■ **Labeled box records**
● ● ● ● ●
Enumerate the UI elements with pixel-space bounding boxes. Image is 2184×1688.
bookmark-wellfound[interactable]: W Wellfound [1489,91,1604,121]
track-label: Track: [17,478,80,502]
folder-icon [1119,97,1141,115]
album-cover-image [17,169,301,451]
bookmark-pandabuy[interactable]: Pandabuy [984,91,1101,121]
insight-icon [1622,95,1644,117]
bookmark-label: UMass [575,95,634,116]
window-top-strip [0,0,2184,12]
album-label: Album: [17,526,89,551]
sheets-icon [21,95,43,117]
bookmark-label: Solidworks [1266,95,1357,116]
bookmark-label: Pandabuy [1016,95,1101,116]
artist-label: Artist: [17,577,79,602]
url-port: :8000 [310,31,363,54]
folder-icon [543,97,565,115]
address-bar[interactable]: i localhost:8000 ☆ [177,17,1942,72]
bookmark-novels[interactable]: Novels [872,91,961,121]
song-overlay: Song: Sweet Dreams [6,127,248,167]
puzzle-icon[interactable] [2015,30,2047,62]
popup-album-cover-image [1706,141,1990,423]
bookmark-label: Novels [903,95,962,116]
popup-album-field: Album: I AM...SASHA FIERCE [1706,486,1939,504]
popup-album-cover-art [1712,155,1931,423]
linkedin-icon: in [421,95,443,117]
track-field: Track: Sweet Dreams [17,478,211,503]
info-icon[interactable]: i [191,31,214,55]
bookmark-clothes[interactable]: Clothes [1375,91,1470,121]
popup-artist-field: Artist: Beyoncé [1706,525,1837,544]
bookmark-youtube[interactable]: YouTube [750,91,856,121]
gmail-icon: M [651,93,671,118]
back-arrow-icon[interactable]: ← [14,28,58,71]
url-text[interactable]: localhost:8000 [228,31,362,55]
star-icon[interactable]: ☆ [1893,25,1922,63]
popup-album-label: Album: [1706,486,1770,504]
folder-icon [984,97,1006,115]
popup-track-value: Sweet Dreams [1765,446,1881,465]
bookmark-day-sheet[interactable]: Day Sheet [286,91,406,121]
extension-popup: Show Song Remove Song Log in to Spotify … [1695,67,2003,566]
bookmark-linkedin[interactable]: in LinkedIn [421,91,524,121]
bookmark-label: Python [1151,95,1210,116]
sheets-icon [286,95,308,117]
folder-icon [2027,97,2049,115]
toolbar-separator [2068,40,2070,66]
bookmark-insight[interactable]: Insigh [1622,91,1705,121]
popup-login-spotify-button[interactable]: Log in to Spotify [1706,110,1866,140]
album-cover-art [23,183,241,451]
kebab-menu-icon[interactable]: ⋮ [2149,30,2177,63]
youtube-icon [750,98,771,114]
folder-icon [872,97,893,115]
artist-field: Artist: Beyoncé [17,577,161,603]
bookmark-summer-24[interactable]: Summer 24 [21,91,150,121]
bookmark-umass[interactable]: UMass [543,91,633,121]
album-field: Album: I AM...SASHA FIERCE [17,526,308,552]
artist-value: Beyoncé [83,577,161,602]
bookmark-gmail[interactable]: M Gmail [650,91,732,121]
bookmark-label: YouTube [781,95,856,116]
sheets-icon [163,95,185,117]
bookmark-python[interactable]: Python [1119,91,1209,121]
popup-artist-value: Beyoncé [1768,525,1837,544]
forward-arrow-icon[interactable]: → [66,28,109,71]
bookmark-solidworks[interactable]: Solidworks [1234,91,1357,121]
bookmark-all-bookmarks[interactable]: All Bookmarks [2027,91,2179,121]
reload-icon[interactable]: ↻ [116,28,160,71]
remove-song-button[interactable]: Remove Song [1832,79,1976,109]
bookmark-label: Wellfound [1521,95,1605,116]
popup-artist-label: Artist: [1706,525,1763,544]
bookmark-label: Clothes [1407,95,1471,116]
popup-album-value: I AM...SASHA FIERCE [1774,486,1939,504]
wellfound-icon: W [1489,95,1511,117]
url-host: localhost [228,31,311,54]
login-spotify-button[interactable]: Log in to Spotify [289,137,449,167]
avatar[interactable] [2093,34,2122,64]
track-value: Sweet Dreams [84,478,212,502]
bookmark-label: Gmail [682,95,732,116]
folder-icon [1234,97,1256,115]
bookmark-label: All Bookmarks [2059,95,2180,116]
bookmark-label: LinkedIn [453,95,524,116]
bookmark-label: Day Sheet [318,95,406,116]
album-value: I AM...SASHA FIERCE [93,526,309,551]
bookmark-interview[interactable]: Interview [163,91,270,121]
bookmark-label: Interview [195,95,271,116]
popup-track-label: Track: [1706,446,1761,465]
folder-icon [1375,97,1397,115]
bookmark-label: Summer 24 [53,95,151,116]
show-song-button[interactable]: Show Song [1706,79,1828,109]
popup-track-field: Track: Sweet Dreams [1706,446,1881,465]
● ● ● ● ●
■ **Task goal**
Copy the data above line for line, without changing anything.

■ **Written response**
Enumerate the UI elements with pixel-space bounding boxes. Image is 2184×1688.
bookmark-wellfound[interactable]: W Wellfound [1489,91,1604,121]
track-label: Track: [17,478,80,502]
folder-icon [1119,97,1141,115]
album-cover-image [17,169,301,451]
bookmark-pandabuy[interactable]: Pandabuy [984,91,1101,121]
insight-icon [1622,95,1644,117]
bookmark-label: UMass [575,95,634,116]
window-top-strip [0,0,2184,12]
album-label: Album: [17,526,89,551]
sheets-icon [21,95,43,117]
bookmark-label: Solidworks [1266,95,1357,116]
bookmark-label: Pandabuy [1016,95,1101,116]
artist-label: Artist: [17,577,79,602]
url-port: :8000 [310,31,363,54]
folder-icon [543,97,565,115]
address-bar[interactable]: i localhost:8000 ☆ [177,17,1942,72]
bookmark-novels[interactable]: Novels [872,91,961,121]
song-overlay: Song: Sweet Dreams [6,127,248,167]
puzzle-icon[interactable] [2015,30,2047,62]
popup-album-cover-image [1706,141,1990,423]
bookmark-label: Novels [903,95,962,116]
popup-album-field: Album: I AM...SASHA FIERCE [1706,486,1939,504]
popup-album-cover-art [1712,155,1931,423]
linkedin-icon: in [421,95,443,117]
track-field: Track: Sweet Dreams [17,478,211,503]
info-icon[interactable]: i [191,31,214,55]
bookmark-clothes[interactable]: Clothes [1375,91,1470,121]
popup-artist-field: Artist: Beyoncé [1706,525,1837,544]
bookmark-youtube[interactable]: YouTube [750,91,856,121]
gmail-icon: M [651,93,671,118]
back-arrow-icon[interactable]: ← [14,28,58,71]
url-text[interactable]: localhost:8000 [228,31,362,55]
star-icon[interactable]: ☆ [1893,25,1922,63]
popup-album-label: Album: [1706,486,1770,504]
folder-icon [984,97,1006,115]
popup-track-value: Sweet Dreams [1765,446,1881,465]
bookmark-day-sheet[interactable]: Day Sheet [286,91,406,121]
extension-popup: Show Song Remove Song Log in to Spotify … [1695,67,2003,566]
bookmark-linkedin[interactable]: in LinkedIn [421,91,524,121]
bookmark-label: Python [1151,95,1210,116]
sheets-icon [286,95,308,117]
folder-icon [2027,97,2049,115]
toolbar-separator [2068,40,2070,66]
bookmark-insight[interactable]: Insigh [1622,91,1705,121]
popup-login-spotify-button[interactable]: Log in to Spotify [1706,110,1866,140]
album-cover-art [23,183,241,451]
kebab-menu-icon[interactable]: ⋮ [2149,30,2177,63]
youtube-icon [750,98,771,114]
folder-icon [872,97,893,115]
artist-field: Artist: Beyoncé [17,577,161,603]
bookmark-summer-24[interactable]: Summer 24 [21,91,150,121]
bookmark-umass[interactable]: UMass [543,91,633,121]
album-field: Album: I AM...SASHA FIERCE [17,526,308,552]
artist-value: Beyoncé [83,577,161,602]
bookmark-gmail[interactable]: M Gmail [650,91,732,121]
bookmark-label: YouTube [781,95,856,116]
sheets-icon [163,95,185,117]
bookmark-python[interactable]: Python [1119,91,1209,121]
popup-artist-value: Beyoncé [1768,525,1837,544]
forward-arrow-icon[interactable]: → [66,28,109,71]
bookmark-solidworks[interactable]: Solidworks [1234,91,1357,121]
bookmark-all-bookmarks[interactable]: All Bookmarks [2027,91,2179,121]
reload-icon[interactable]: ↻ [116,28,160,71]
remove-song-button[interactable]: Remove Song [1832,79,1976,109]
bookmark-label: Wellfound [1521,95,1605,116]
popup-artist-label: Artist: [1706,525,1763,544]
bookmark-label: Clothes [1407,95,1471,116]
popup-album-value: I AM...SASHA FIERCE [1774,486,1939,504]
wellfound-icon: W [1489,95,1511,117]
url-host: localhost [228,31,311,54]
login-spotify-button[interactable]: Log in to Spotify [289,137,449,167]
avatar[interactable] [2093,34,2122,64]
track-value: Sweet Dreams [84,478,212,502]
bookmark-label: Gmail [682,95,732,116]
folder-icon [1234,97,1256,115]
bookmark-label: All Bookmarks [2059,95,2180,116]
bookmark-label: LinkedIn [453,95,524,116]
bookmark-label: Day Sheet [318,95,406,116]
album-value: I AM...SASHA FIERCE [93,526,309,551]
bookmark-interview[interactable]: Interview [163,91,270,121]
bookmark-label: Interview [195,95,271,116]
popup-track-label: Track: [1706,446,1761,465]
folder-icon [1375,97,1397,115]
bookmark-label: Summer 24 [53,95,151,116]
show-song-button[interactable]: Show Song [1706,79,1828,109]
popup-track-field: Track: Sweet Dreams [1706,446,1881,465]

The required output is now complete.